● INFORMATION SHOWN:

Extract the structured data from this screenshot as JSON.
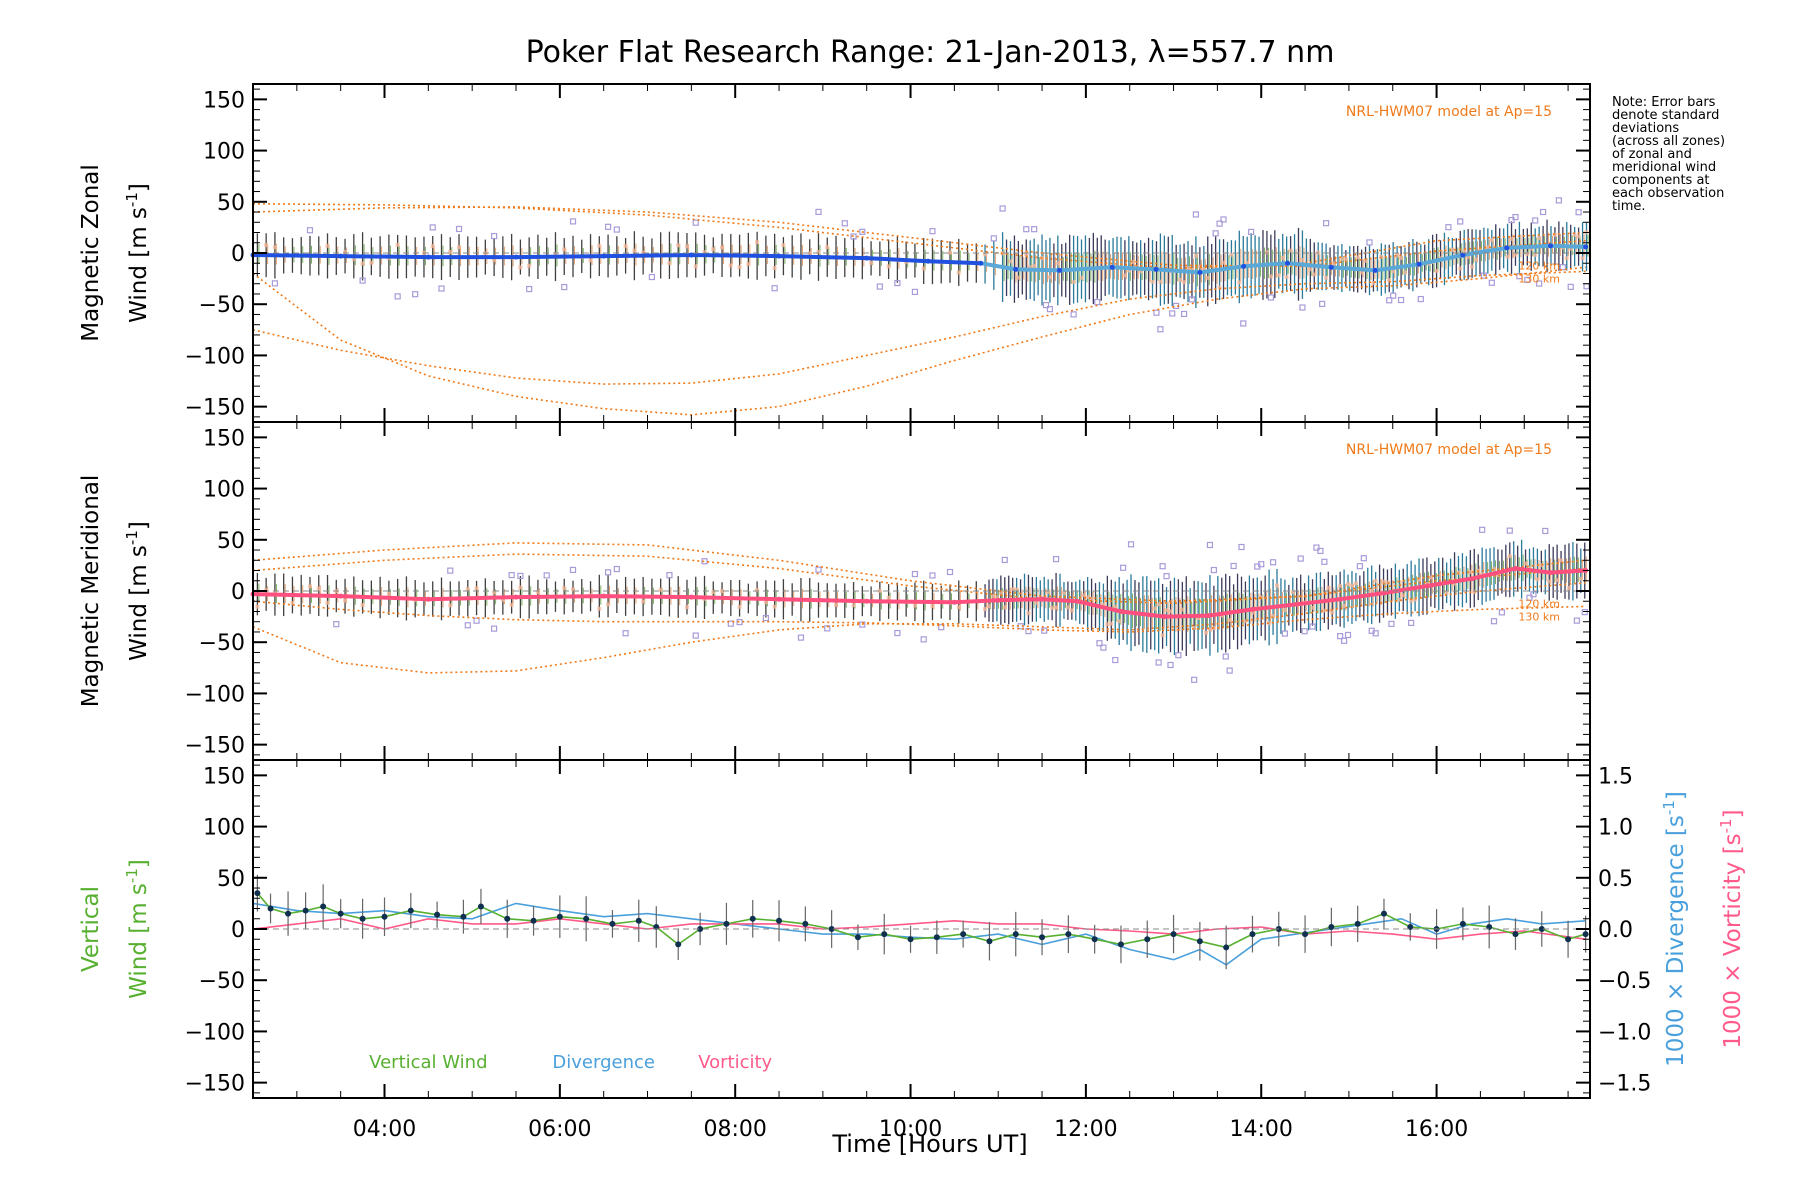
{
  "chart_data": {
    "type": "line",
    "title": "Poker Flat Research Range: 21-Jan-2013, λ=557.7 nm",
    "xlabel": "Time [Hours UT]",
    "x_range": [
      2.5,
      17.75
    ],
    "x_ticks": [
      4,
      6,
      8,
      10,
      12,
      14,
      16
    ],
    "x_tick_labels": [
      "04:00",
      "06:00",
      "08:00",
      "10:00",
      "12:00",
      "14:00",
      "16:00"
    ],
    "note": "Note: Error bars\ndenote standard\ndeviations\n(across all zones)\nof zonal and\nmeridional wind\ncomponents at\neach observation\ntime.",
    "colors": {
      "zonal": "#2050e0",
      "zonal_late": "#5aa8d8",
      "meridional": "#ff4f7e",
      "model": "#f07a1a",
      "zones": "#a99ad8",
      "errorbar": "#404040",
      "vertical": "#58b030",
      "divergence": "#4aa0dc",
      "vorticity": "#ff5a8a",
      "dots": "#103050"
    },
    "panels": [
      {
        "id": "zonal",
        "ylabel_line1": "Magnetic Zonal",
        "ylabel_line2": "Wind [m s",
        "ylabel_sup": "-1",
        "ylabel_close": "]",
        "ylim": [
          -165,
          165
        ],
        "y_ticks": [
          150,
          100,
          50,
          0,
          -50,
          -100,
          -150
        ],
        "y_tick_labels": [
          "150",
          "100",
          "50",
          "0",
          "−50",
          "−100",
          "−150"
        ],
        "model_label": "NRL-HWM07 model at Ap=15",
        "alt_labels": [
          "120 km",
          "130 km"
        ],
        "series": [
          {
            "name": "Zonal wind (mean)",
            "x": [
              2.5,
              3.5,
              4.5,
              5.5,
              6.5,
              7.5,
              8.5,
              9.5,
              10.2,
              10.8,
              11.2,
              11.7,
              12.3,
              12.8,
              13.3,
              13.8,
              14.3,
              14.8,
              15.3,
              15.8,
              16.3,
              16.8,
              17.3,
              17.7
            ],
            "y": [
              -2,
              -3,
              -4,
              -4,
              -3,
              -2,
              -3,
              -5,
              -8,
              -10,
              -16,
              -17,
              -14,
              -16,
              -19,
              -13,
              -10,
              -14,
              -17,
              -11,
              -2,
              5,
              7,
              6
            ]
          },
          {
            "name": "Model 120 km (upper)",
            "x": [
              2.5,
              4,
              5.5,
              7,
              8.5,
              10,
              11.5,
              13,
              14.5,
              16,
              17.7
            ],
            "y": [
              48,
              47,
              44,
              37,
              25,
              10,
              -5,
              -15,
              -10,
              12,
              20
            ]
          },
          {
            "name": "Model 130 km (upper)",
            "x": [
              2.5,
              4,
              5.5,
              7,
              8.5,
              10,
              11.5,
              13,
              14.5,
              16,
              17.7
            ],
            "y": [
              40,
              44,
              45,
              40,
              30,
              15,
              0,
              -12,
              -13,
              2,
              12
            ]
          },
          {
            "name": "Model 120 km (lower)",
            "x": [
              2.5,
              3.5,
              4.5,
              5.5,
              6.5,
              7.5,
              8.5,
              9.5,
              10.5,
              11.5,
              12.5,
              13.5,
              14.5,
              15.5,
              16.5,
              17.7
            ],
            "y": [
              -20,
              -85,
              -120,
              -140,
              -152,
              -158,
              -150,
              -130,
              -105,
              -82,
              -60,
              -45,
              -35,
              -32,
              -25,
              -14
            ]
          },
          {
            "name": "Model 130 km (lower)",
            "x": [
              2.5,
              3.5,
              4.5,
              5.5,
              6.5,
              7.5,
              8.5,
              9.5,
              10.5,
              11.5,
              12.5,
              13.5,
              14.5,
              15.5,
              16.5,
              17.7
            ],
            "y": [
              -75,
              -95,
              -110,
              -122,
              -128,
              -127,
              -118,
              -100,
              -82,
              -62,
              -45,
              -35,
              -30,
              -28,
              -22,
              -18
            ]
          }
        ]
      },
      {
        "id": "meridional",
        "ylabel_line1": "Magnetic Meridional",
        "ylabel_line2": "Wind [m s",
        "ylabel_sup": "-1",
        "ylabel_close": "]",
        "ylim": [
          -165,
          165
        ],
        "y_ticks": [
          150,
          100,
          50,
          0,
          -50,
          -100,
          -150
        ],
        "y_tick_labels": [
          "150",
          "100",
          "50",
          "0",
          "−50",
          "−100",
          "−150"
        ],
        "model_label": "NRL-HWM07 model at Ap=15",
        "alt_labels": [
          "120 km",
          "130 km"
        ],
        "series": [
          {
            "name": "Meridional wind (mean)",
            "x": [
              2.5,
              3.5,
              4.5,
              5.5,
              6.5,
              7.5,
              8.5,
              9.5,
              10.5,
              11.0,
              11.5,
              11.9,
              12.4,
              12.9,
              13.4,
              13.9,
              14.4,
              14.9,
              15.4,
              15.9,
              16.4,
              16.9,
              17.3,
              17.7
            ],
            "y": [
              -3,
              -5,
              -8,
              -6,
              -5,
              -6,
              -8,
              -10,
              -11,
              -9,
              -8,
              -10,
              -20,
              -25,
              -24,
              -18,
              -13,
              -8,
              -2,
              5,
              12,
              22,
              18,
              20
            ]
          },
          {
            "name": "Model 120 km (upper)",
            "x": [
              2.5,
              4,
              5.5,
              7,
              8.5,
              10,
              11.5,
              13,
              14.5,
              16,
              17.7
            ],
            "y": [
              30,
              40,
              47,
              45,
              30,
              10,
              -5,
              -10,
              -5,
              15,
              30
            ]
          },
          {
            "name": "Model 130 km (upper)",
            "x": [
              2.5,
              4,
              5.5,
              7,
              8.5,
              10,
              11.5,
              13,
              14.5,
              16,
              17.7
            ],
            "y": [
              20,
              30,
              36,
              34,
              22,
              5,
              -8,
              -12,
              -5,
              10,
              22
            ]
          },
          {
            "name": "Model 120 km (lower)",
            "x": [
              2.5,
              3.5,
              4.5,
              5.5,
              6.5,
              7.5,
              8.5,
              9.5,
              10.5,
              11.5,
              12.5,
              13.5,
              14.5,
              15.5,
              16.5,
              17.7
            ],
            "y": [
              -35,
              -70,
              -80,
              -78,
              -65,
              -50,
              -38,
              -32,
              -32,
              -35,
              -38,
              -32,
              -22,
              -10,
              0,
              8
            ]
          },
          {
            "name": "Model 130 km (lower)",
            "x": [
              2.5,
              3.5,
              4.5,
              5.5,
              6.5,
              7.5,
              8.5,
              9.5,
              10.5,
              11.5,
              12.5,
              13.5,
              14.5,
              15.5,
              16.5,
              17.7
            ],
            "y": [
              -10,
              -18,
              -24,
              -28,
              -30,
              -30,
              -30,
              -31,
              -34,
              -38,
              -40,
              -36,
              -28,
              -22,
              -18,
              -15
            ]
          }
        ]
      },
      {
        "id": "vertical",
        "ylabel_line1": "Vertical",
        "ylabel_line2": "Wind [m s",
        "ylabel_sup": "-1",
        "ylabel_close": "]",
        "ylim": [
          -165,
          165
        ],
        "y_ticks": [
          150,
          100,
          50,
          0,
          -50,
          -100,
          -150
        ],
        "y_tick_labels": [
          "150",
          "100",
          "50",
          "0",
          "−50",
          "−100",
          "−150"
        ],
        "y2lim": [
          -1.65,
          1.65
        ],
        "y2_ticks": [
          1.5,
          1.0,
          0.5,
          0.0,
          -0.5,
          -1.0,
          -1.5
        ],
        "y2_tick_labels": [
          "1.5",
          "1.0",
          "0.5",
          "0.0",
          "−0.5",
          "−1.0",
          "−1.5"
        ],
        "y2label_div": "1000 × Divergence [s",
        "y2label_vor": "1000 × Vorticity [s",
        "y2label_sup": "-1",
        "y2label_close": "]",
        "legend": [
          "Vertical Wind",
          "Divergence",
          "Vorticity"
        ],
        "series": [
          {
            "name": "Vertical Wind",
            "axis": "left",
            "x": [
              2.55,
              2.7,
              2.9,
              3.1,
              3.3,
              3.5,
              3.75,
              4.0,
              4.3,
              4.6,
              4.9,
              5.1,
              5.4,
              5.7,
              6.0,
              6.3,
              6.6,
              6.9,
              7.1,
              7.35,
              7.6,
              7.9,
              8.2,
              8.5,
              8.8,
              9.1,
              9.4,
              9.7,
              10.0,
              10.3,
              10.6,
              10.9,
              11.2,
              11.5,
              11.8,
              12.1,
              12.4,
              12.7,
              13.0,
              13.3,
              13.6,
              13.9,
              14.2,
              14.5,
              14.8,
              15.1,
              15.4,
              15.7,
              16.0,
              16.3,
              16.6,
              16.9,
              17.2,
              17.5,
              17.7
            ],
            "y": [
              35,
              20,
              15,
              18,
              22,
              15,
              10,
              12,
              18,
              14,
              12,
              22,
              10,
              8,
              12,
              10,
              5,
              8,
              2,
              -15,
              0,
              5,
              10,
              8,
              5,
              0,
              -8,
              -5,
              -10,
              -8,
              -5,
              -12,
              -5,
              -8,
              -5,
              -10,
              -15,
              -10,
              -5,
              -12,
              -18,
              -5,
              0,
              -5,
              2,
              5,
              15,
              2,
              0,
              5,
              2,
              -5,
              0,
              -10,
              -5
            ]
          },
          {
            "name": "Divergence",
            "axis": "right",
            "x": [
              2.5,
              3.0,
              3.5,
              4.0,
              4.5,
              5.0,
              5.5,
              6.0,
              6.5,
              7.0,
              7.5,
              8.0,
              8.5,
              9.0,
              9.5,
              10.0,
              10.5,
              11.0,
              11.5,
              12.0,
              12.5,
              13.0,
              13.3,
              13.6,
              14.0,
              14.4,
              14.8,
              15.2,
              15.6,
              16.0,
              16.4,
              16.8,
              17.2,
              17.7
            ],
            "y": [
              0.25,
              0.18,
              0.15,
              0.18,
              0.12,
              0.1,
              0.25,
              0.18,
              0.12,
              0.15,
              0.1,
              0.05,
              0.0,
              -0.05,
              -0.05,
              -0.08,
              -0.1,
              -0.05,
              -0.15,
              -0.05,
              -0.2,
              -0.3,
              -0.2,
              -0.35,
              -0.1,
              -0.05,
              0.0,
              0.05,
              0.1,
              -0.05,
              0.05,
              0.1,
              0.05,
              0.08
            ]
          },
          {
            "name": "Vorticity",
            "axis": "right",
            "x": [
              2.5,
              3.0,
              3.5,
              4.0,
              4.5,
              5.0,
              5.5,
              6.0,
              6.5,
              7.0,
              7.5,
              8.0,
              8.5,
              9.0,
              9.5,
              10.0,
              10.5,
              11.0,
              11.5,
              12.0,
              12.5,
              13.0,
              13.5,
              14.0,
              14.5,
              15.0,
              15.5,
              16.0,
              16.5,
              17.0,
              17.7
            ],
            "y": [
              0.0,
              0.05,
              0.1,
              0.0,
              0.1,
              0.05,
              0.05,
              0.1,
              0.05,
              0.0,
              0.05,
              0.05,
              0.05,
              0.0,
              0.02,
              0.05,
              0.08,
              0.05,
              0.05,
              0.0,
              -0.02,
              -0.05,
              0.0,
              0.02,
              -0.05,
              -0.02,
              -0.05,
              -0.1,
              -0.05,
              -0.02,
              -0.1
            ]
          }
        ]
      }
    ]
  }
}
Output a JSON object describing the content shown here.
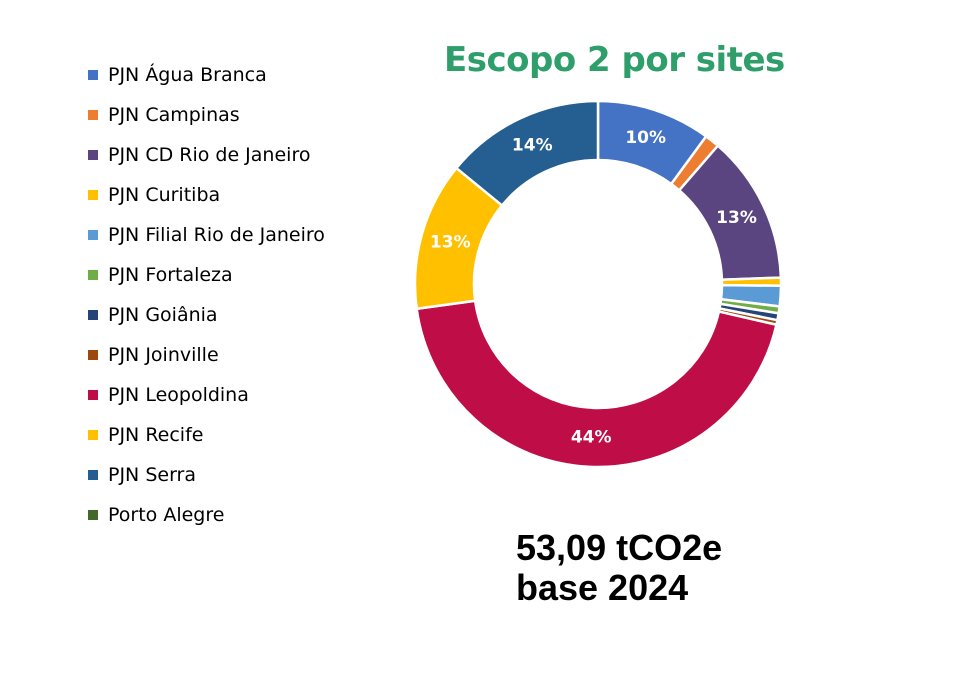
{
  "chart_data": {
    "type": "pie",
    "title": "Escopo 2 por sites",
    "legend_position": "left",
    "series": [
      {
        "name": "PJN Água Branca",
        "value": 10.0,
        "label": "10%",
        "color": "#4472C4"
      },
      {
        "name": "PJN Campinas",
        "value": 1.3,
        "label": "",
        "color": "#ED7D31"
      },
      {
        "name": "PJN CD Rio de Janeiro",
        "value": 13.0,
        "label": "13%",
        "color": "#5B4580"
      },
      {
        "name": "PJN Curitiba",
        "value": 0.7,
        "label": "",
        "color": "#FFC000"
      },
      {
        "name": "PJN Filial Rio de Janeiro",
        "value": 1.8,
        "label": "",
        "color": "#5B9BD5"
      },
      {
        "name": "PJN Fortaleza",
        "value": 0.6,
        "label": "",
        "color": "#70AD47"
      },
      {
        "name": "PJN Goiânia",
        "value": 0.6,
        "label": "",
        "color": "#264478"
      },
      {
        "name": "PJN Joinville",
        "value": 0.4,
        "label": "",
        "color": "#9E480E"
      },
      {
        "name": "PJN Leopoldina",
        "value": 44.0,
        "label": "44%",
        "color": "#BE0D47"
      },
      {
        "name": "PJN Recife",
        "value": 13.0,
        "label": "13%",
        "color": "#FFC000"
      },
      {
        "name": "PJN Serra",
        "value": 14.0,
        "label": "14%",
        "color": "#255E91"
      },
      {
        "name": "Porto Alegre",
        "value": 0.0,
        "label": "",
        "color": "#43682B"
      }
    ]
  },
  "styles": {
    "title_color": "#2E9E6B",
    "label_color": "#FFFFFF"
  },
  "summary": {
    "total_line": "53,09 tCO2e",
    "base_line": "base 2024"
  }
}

● WORK INSTRUCTIONS: Copy out all lines that carry the word "Janeiro".

● TASK OUTPUT:
        "name": "PJN CD Rio de Janeiro",
        "name": "PJN Filial Rio de Janeiro",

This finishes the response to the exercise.